ENTRIES SHOWN:
********************
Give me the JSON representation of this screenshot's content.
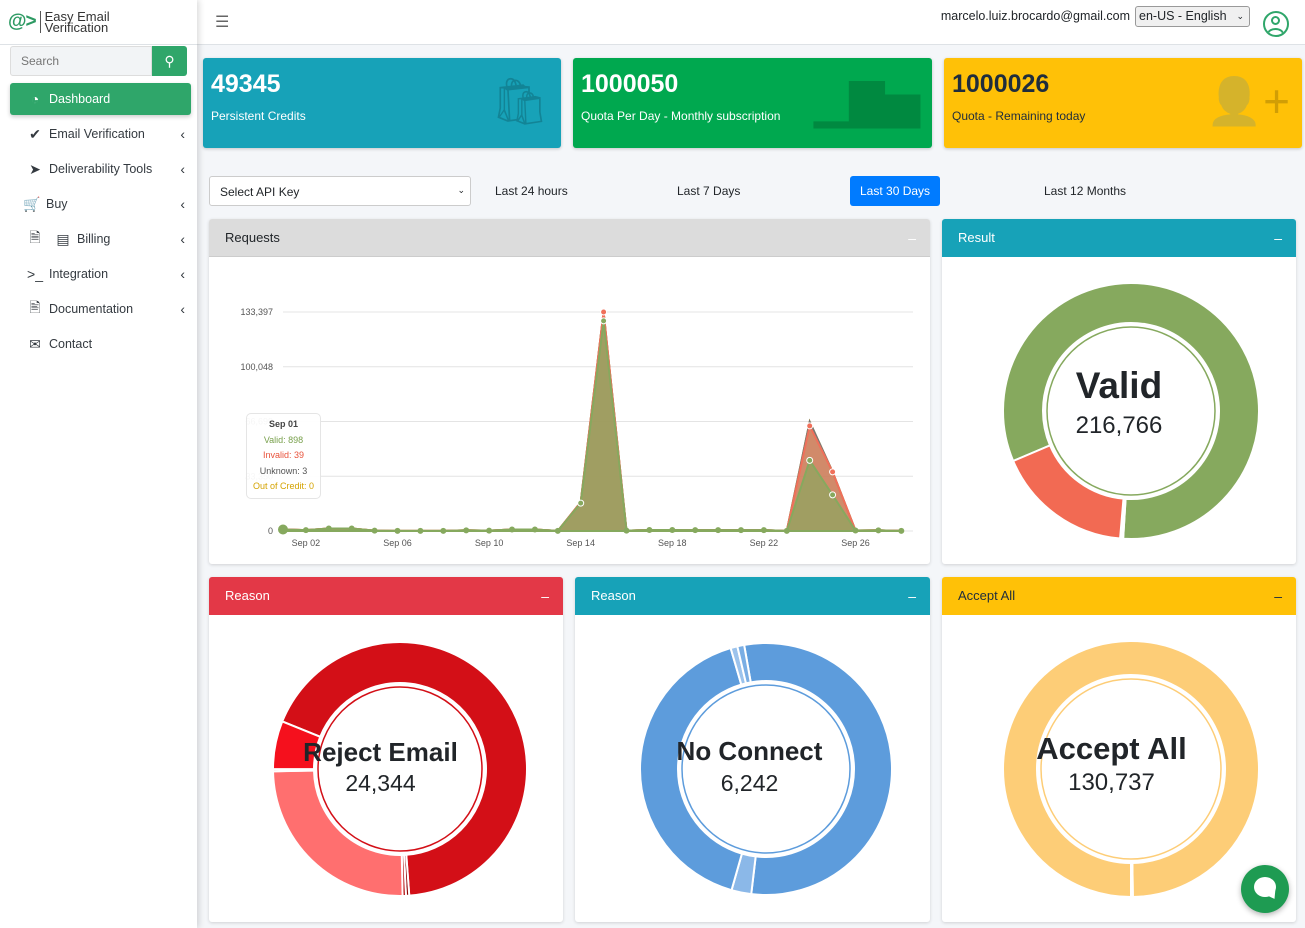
{
  "brand": {
    "logo": "@>",
    "name_line1": "Easy Email",
    "name_line2": "Verification"
  },
  "search": {
    "placeholder": "Search",
    "icon": "search-icon"
  },
  "sidebar": {
    "items": [
      {
        "label": "Dashboard",
        "icon": "dashboard-icon",
        "active": true
      },
      {
        "label": "Email Verification",
        "icon": "check-circle-icon",
        "chevron": true
      },
      {
        "label": "Deliverability Tools",
        "icon": "paper-plane-icon",
        "chevron": true
      },
      {
        "label": "Buy",
        "icon": "cart-icon",
        "chevron": true
      },
      {
        "label": "Billing",
        "icon": "file-icon",
        "chevron": true
      },
      {
        "label": "Integration",
        "icon": "terminal-icon",
        "chevron": true
      },
      {
        "label": "Documentation",
        "icon": "document-icon",
        "chevron": true
      },
      {
        "label": "Contact",
        "icon": "envelope-icon"
      }
    ]
  },
  "header": {
    "email": "marcelo.luiz.brocardo@gmail.com",
    "language": "en-US - English"
  },
  "stats": [
    {
      "value": "49345",
      "label": "Persistent Credits",
      "color": "#17a2b8",
      "icon": "shopping-bag-icon"
    },
    {
      "value": "1000050",
      "label": "Quota Per Day - Monthly subscription",
      "color": "#00a84f",
      "icon": "bar-chart-icon"
    },
    {
      "value": "1000026",
      "label": "Quota - Remaining today",
      "color": "#ffc107",
      "icon": "user-plus-icon"
    }
  ],
  "filters": {
    "api_key_placeholder": "Select API Key",
    "ranges": [
      "Last 24 hours",
      "Last 7 Days",
      "Last 30 Days",
      "Last 12 Months"
    ],
    "selected": "Last 30 Days"
  },
  "cards": {
    "requests": {
      "title": "Requests"
    },
    "result": {
      "title": "Result",
      "label": "Valid",
      "value": "216,766"
    },
    "reason1": {
      "title": "Reason",
      "label": "Reject Email",
      "value": "24,344"
    },
    "reason2": {
      "title": "Reason",
      "label": "No Connect",
      "value": "6,242"
    },
    "accept": {
      "title": "Accept All",
      "label": "Accept All",
      "value": "130,737"
    }
  },
  "tooltip": {
    "date": "Sep 01",
    "valid": "Valid: 898",
    "invalid": "Invalid: 39",
    "unknown": "Unknown: 3",
    "out_of_credit": "Out of Credit: 0"
  },
  "chart_data": [
    {
      "type": "area",
      "stacked": true,
      "x": [
        "Sep 01",
        "Sep 02",
        "Sep 03",
        "Sep 04",
        "Sep 05",
        "Sep 06",
        "Sep 07",
        "Sep 08",
        "Sep 09",
        "Sep 10",
        "Sep 11",
        "Sep 12",
        "Sep 13",
        "Sep 14",
        "Sep 15",
        "Sep 16",
        "Sep 17",
        "Sep 18",
        "Sep 19",
        "Sep 20",
        "Sep 21",
        "Sep 22",
        "Sep 23",
        "Sep 24",
        "Sep 25",
        "Sep 26",
        "Sep 27",
        "Sep 28"
      ],
      "x_tick_labels": [
        "Sep 02",
        "Sep 06",
        "Sep 10",
        "Sep 14",
        "Sep 18",
        "Sep 22",
        "Sep 26"
      ],
      "y_ticks": [
        "0",
        "33,350",
        "66,699",
        "100,048",
        "133,397"
      ],
      "ylim": [
        0,
        133397
      ],
      "grid": true,
      "series": [
        {
          "name": "Valid",
          "color": "#86a95e",
          "values": [
            898,
            500,
            1500,
            1500,
            200,
            100,
            100,
            100,
            400,
            200,
            900,
            900,
            100,
            17000,
            128000,
            200,
            600,
            600,
            500,
            500,
            500,
            500,
            100,
            43000,
            22000,
            300,
            400,
            100
          ]
        },
        {
          "name": "Invalid",
          "color": "#f0705a",
          "values": [
            39,
            20,
            50,
            50,
            10,
            5,
            5,
            5,
            20,
            10,
            40,
            40,
            5,
            500,
            5400,
            10,
            30,
            30,
            20,
            20,
            20,
            20,
            5,
            21000,
            14000,
            10,
            20,
            5
          ]
        },
        {
          "name": "Unknown",
          "color": "#777777",
          "values": [
            3,
            0,
            0,
            0,
            0,
            0,
            0,
            0,
            0,
            0,
            0,
            0,
            0,
            0,
            0,
            0,
            0,
            0,
            0,
            0,
            0,
            0,
            0,
            2500,
            0,
            0,
            0,
            0
          ]
        },
        {
          "name": "Out of Credit",
          "color": "#e0a800",
          "values": [
            0,
            0,
            0,
            0,
            0,
            0,
            0,
            0,
            0,
            0,
            0,
            0,
            0,
            0,
            0,
            0,
            0,
            0,
            0,
            0,
            0,
            0,
            0,
            0,
            0,
            0,
            0,
            0
          ]
        }
      ]
    },
    {
      "type": "pie",
      "id": "result",
      "segments": [
        {
          "value": 216766,
          "color": "#86a95e"
        },
        {
          "value": 500,
          "color": "#777777"
        },
        {
          "value": 500,
          "color": "#e0a800"
        },
        {
          "value": 45400,
          "color": "#f26a53"
        }
      ]
    },
    {
      "type": "pie",
      "id": "reason1",
      "segments": [
        {
          "value": 24344,
          "color": "#d30f17"
        },
        {
          "value": 150,
          "color": "#8b0000"
        },
        {
          "value": 150,
          "color": "#b00000"
        },
        {
          "value": 9000,
          "color": "#ff6f6f"
        },
        {
          "value": 100,
          "color": "#e34a4a"
        },
        {
          "value": 2200,
          "color": "#f5101d"
        }
      ]
    },
    {
      "type": "pie",
      "id": "reason2",
      "segments": [
        {
          "value": 6242,
          "color": "#5d9cdc"
        },
        {
          "value": 290,
          "color": "#8bb8e8"
        },
        {
          "value": 4690,
          "color": "#5d9cdc"
        },
        {
          "value": 100,
          "color": "#9cc3ec"
        },
        {
          "value": 100,
          "color": "#7aaee4"
        }
      ]
    },
    {
      "type": "pie",
      "id": "accept",
      "segments": [
        {
          "value": 130737,
          "color": "#fdcd77"
        },
        {
          "value": 300,
          "color": "#fdcd77"
        }
      ]
    }
  ]
}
********************
GIVEN EXERCISE: Copy each line of the data above that holds "icon".

ANSWER FOR THIS EXERCISE:
    "icon": "search-icon"
        "icon": "dashboard-icon",
        "icon": "check-circle-icon",
        "icon": "paper-plane-icon",
        "icon": "cart-icon",
        "icon": "file-icon",
        "icon": "terminal-icon",
        "icon": "document-icon",
        "icon": "envelope-icon"
      "icon": "shopping-bag-icon"
      "icon": "bar-chart-icon"
      "icon": "user-plus-icon"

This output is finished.